* [RECORDS SHOWN]
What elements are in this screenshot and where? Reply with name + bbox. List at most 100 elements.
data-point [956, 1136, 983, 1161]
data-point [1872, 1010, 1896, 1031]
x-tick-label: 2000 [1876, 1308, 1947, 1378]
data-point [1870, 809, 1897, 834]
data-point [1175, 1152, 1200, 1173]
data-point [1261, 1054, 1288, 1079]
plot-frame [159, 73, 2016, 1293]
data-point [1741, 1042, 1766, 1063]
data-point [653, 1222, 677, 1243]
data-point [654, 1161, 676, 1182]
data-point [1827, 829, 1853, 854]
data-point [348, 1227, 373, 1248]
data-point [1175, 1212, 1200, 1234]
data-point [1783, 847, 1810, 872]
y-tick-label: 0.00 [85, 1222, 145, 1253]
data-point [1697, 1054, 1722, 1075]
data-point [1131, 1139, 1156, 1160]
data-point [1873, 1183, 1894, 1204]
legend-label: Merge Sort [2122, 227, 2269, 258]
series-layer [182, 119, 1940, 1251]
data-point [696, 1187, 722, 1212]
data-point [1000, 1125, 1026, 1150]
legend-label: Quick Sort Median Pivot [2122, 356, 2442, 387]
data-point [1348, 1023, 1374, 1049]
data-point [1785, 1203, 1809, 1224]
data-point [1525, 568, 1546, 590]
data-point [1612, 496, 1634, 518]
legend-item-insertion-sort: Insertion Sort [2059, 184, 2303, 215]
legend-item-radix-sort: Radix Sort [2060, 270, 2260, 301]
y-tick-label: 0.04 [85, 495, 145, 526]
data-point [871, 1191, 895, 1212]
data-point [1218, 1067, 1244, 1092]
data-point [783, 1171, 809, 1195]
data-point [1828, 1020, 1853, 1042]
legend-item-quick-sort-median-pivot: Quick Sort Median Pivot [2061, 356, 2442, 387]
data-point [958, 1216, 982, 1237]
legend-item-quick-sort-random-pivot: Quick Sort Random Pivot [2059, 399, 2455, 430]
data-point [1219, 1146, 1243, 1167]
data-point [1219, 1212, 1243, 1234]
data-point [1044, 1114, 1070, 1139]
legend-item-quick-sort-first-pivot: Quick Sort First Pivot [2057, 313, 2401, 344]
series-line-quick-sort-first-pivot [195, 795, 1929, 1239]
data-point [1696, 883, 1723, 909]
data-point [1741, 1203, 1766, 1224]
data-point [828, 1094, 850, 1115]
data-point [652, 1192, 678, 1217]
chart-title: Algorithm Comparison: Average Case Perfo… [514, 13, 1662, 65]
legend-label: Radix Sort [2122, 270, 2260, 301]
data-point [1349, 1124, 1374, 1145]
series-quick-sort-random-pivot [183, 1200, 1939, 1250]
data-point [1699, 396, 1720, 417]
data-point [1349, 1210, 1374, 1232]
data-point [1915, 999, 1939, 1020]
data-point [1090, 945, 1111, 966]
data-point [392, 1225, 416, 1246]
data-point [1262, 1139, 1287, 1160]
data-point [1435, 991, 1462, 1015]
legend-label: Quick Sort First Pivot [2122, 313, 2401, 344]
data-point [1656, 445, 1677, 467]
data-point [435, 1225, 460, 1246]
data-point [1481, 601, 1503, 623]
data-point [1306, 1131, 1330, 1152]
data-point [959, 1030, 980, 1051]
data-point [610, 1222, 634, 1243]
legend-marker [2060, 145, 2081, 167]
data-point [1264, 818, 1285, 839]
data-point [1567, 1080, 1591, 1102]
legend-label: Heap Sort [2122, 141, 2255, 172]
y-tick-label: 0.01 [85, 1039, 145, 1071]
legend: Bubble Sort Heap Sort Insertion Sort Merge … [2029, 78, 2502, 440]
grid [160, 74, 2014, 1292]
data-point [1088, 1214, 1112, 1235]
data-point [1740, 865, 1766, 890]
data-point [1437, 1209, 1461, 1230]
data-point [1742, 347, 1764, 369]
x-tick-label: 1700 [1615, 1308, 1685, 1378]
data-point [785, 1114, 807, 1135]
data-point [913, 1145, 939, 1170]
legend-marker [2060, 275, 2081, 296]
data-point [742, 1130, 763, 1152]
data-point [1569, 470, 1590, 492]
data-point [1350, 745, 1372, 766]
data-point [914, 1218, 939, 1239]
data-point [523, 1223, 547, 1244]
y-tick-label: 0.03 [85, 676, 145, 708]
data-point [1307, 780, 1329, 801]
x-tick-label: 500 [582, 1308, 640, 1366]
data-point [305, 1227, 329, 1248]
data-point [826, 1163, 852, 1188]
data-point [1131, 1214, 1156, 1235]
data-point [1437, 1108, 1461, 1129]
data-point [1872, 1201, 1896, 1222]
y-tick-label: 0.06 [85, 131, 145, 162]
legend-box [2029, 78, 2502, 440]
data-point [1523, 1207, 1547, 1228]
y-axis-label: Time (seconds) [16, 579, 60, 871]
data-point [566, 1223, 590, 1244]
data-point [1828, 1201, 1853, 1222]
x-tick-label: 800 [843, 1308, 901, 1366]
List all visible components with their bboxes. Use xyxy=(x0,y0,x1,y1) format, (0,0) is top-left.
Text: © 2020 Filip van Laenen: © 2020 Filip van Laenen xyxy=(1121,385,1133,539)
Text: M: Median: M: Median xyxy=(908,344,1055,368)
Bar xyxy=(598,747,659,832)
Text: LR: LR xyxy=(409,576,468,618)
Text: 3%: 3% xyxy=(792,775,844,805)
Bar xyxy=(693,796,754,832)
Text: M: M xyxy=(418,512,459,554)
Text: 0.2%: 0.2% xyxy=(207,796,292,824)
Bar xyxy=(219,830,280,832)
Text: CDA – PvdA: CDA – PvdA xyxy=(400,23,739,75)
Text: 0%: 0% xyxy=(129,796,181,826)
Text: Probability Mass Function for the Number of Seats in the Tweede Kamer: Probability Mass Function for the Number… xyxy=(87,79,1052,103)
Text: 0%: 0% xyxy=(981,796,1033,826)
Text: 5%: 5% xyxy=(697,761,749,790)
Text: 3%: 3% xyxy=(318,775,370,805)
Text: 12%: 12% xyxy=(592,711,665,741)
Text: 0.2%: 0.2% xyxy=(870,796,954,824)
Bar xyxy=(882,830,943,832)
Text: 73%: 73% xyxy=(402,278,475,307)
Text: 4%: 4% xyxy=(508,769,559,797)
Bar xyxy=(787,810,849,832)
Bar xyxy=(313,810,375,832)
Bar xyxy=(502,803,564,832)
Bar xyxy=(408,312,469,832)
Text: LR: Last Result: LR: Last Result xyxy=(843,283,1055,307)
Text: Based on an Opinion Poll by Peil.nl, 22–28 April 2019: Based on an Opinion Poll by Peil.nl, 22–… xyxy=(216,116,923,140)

* [EXERCISE DESCRIPTION] Reproduce verbatim the stretch of entries from the start of the entries through the line containing "data-point [1870, 809, 1897, 834]", with both ends included.

* [OUTPUT]
What elements are in this screenshot and where? Reply with name + bbox. List at most 100 elements.
data-point [956, 1136, 983, 1161]
data-point [1872, 1010, 1896, 1031]
x-tick-label: 2000 [1876, 1308, 1947, 1378]
data-point [1870, 809, 1897, 834]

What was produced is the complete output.